Work to complete
Repeat the listing below in full, exactly as it stands.
+++
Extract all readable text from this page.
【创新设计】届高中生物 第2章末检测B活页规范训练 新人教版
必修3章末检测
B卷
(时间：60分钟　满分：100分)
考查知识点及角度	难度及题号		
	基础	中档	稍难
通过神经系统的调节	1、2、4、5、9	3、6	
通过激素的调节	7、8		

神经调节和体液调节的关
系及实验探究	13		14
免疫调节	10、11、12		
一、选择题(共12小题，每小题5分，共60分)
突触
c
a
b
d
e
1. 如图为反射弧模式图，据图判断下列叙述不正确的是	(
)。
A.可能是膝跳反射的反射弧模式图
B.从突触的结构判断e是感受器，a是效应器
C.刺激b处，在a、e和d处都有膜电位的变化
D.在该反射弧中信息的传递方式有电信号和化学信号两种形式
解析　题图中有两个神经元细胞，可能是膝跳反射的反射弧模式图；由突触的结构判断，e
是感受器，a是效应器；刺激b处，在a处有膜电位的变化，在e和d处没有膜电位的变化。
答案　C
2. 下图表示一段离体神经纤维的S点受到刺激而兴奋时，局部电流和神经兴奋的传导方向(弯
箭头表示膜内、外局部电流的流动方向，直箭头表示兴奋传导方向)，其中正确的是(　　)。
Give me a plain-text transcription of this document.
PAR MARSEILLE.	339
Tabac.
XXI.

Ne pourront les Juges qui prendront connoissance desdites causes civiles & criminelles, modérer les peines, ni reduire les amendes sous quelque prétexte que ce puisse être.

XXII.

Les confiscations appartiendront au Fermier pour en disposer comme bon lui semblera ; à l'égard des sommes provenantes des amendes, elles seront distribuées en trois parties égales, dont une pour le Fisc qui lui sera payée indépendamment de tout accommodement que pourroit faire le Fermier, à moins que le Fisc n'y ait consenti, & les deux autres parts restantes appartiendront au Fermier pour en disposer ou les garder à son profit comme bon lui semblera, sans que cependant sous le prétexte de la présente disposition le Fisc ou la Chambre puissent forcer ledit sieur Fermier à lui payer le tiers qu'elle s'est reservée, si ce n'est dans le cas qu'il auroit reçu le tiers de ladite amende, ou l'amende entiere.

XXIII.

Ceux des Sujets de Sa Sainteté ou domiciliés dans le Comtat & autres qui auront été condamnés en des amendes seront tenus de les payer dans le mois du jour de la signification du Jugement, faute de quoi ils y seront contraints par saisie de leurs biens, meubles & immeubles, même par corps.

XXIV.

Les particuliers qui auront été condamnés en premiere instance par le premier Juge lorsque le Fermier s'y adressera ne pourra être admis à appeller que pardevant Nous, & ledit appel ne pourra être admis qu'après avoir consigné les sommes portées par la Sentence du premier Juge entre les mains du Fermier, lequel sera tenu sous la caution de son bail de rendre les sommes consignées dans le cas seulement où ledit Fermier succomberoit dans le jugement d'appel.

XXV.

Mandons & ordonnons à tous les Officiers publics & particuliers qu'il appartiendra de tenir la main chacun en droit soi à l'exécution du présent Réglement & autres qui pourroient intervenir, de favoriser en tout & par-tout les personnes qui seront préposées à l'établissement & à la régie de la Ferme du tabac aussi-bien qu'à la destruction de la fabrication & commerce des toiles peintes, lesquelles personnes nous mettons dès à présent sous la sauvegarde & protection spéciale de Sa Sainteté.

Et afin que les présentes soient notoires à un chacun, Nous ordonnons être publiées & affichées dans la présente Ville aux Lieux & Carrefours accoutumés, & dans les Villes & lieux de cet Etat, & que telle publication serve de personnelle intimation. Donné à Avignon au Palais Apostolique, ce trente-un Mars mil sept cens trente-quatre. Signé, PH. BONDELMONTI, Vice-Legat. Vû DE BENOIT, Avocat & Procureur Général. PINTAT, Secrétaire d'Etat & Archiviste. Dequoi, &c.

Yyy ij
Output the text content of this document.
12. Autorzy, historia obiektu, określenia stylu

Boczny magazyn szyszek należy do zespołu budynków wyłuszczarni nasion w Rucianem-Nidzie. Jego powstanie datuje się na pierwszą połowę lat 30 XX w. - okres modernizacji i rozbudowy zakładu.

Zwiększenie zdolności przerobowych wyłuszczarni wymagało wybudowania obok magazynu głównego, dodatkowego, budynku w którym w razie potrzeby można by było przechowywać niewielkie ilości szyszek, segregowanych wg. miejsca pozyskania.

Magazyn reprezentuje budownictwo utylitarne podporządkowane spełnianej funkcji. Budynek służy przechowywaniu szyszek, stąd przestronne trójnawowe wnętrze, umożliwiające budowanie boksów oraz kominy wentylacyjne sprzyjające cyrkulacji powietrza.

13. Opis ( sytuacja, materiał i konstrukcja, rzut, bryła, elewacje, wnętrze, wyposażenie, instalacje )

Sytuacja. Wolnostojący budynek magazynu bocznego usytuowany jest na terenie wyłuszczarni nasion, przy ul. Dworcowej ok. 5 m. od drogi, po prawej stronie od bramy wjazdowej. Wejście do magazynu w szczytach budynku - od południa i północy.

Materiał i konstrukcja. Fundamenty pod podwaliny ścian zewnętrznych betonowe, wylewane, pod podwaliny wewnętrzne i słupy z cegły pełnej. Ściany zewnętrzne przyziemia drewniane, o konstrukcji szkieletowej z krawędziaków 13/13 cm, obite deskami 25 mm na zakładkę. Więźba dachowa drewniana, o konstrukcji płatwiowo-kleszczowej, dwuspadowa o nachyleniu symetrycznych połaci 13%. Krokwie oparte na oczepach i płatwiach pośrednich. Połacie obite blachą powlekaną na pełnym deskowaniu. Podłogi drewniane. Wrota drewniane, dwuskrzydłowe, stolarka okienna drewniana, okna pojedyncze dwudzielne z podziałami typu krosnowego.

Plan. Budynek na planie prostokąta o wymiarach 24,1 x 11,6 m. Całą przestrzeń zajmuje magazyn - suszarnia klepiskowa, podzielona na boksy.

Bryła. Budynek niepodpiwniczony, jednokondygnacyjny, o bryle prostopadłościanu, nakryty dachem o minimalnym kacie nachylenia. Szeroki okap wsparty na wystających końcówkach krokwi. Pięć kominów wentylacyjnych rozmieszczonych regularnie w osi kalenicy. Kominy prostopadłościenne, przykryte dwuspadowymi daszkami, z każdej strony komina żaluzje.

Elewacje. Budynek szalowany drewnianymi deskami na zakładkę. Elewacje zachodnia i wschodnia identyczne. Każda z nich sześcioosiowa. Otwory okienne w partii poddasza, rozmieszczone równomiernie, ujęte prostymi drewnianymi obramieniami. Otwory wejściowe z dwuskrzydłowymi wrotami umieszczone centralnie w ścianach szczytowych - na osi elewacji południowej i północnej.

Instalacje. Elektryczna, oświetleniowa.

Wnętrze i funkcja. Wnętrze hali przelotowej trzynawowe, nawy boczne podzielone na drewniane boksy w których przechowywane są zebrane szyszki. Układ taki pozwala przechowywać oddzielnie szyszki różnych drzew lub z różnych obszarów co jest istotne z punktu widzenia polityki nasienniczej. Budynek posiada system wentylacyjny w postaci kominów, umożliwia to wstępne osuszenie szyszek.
+++
Correct answer
Extract all readable text from this page.
【创新设计】届高中生物 第2章末检测B活页规范训练 新人教版
必修3章末检测
B卷
(时间：60分钟　满分：100分)
考查知识点及角度	难度及题号		
	基础	中档	稍难
通过神经系统的调节	1、2、4、5、9	3、6	
通过激素的调节	7、8		

神经调节和体液调节的关
系及实验探究	13		14
免疫调节	10、11、12		
一、选择题(共12小题，每小题5分，共60分)
突触
c
a
b
d
e
1. 如图为反射弧模式图，据图判断下列叙述不正确的是	(
)。
A.可能是膝跳反射的反射弧模式图
B.从突触的结构判断e是感受器，a是效应器
C.刺激b处，在a、e和d处都有膜电位的变化
D.在该反射弧中信息的传递方式有电信号和化学信号两种形式
解析　题图中有两个神经元细胞，可能是膝跳反射的反射弧模式图；由突触的结构判断，e
是感受器，a是效应器；刺激b处，在a处有膜电位的变化，在e和d处没有膜电位的变化。
答案　C
2. 下图表示一段离体神经纤维的S点受到刺激而兴奋时，局部电流和神经兴奋的传导方向(弯
箭头表示膜内、外局部电流的流动方向，直箭头表示兴奋传导方向)，其中正确的是(　　)。
Give me a plain-text transcription of this document.
PAR MARSEILLE.	339
Tabac.
XXI.

Ne pourront les Juges qui prendront connoissance desdites causes civiles & criminelles, modérer les peines, ni reduire les amendes sous quelque prétexte que ce puisse être.

XXII.

Les confiscations appartiendront au Fermier pour en disposer comme bon lui semblera ; à l'égard des sommes provenantes des amendes, elles seront distribuées en trois parties égales, dont une pour le Fisc qui lui sera payée indépendamment de tout accommodement que pourroit faire le Fermier, à moins que le Fisc n'y ait consenti, & les deux autres parts restantes appartiendront au Fermier pour en disposer ou les garder à son profit comme bon lui semblera, sans que cependant sous le prétexte de la présente disposition le Fisc ou la Chambre puissent forcer ledit sieur Fermier à lui payer le tiers qu'elle s'est reservée, si ce n'est dans le cas qu'il auroit reçu le tiers de ladite amende, ou l'amende entiere.

XXIII.

Ceux des Sujets de Sa Sainteté ou domiciliés dans le Comtat & autres qui auront été condamnés en des amendes seront tenus de les payer dans le mois du jour de la signification du Jugement, faute de quoi ils y seront contraints par saisie de leurs biens, meubles & immeubles, même par corps.

XXIV.

Les particuliers qui auront été condamnés en premiere instance par le premier Juge lorsque le Fermier s'y adressera ne pourra être admis à appeller que pardevant Nous, & ledit appel ne pourra être admis qu'après avoir consigné les sommes portées par la Sentence du premier Juge entre les mains du Fermier, lequel sera tenu sous la caution de son bail de rendre les sommes consignées dans le cas seulement où ledit Fermier succomberoit dans le jugement d'appel.

XXV.

Mandons & ordonnons à tous les Officiers publics & particuliers qu'il appartiendra de tenir la main chacun en droit soi à l'exécution du présent Réglement & autres qui pourroient intervenir, de favoriser en tout & par-tout les personnes qui seront préposées à l'établissement & à la régie de la Ferme du tabac aussi-bien qu'à la destruction de la fabrication & commerce des toiles peintes, lesquelles personnes nous mettons dès à présent sous la sauvegarde & protection spéciale de Sa Sainteté.

Et afin que les présentes soient notoires à un chacun, Nous ordonnons être publiées & affichées dans la présente Ville aux Lieux & Carrefours accoutumés, & dans les Villes & lieux de cet Etat, & que telle publication serve de personnelle intimation. Donné à Avignon au Palais Apostolique, ce trente-un Mars mil sept cens trente-quatre. Signé, PH. BONDELMONTI, Vice-Legat. Vû DE BENOIT, Avocat & Procureur Général. PINTAT, Secrétaire d'Etat & Archiviste. Dequoi, &c.

Yyy ij
Output the text content of this document.
12. Autorzy, historia obiektu, określenia stylu

Boczny magazyn szyszek należy do zespołu budynków wyłuszczarni nasion w Rucianem-Nidzie. Jego powstanie datuje się na pierwszą połowę lat 30 XX w. - okres modernizacji i rozbudowy zakładu.

Zwiększenie zdolności przerobowych wyłuszczarni wymagało wybudowania obok magazynu głównego, dodatkowego, budynku w którym w razie potrzeby można by było przechowywać niewielkie ilości szyszek, segregowanych wg. miejsca pozyskania.

Magazyn reprezentuje budownictwo utylitarne podporządkowane spełnianej funkcji. Budynek służy przechowywaniu szyszek, stąd przestronne trójnawowe wnętrze, umożliwiające budowanie boksów oraz kominy wentylacyjne sprzyjające cyrkulacji powietrza.

13. Opis ( sytuacja, materiał i konstrukcja, rzut, bryła, elewacje, wnętrze, wyposażenie, instalacje )

Sytuacja. Wolnostojący budynek magazynu bocznego usytuowany jest na terenie wyłuszczarni nasion, przy ul. Dworcowej ok. 5 m. od drogi, po prawej stronie od bramy wjazdowej. Wejście do magazynu w szczytach budynku - od południa i północy.

Materiał i konstrukcja. Fundamenty pod podwaliny ścian zewnętrznych betonowe, wylewane, pod podwaliny wewnętrzne i słupy z cegły pełnej. Ściany zewnętrzne przyziemia drewniane, o konstrukcji szkieletowej z krawędziaków 13/13 cm, obite deskami 25 mm na zakładkę. Więźba dachowa drewniana, o konstrukcji płatwiowo-kleszczowej, dwuspadowa o nachyleniu symetrycznych połaci 13%. Krokwie oparte na oczepach i płatwiach pośrednich. Połacie obite blachą powlekaną na pełnym deskowaniu. Podłogi drewniane. Wrota drewniane, dwuskrzydłowe, stolarka okienna drewniana, okna pojedyncze dwudzielne z podziałami typu krosnowego.

Plan. Budynek na planie prostokąta o wymiarach 24,1 x 11,6 m. Całą przestrzeń zajmuje magazyn - suszarnia klepiskowa, podzielona na boksy.

Bryła. Budynek niepodpiwniczony, jednokondygnacyjny, o bryle prostopadłościanu, nakryty dachem o minimalnym kacie nachylenia. Szeroki okap wsparty na wystających końcówkach krokwi. Pięć kominów wentylacyjnych rozmieszczonych regularnie w osi kalenicy. Kominy prostopadłościenne, przykryte dwuspadowymi daszkami, z każdej strony komina żaluzje.

Elewacje. Budynek szalowany drewnianymi deskami na zakładkę. Elewacje zachodnia i wschodnia identyczne. Każda z nich sześcioosiowa. Otwory okienne w partii poddasza, rozmieszczone równomiernie, ujęte prostymi drewnianymi obramieniami. Otwory wejściowe z dwuskrzydłowymi wrotami umieszczone centralnie w ścianach szczytowych - na osi elewacji południowej i północnej.

Instalacje. Elektryczna, oświetleniowa.

Wnętrze i funkcja. Wnętrze hali przelotowej trzynawowe, nawy boczne podzielone na drewniane boksy w których przechowywane są zebrane szyszki. Układ taki pozwala przechowywać oddzielnie szyszki różnych drzew lub z różnych obszarów co jest istotne z punktu widzenia polityki nasienniczej. Budynek posiada system wentylacyjny w postaci kominów, umożliwia to wstępne osuszenie szyszek.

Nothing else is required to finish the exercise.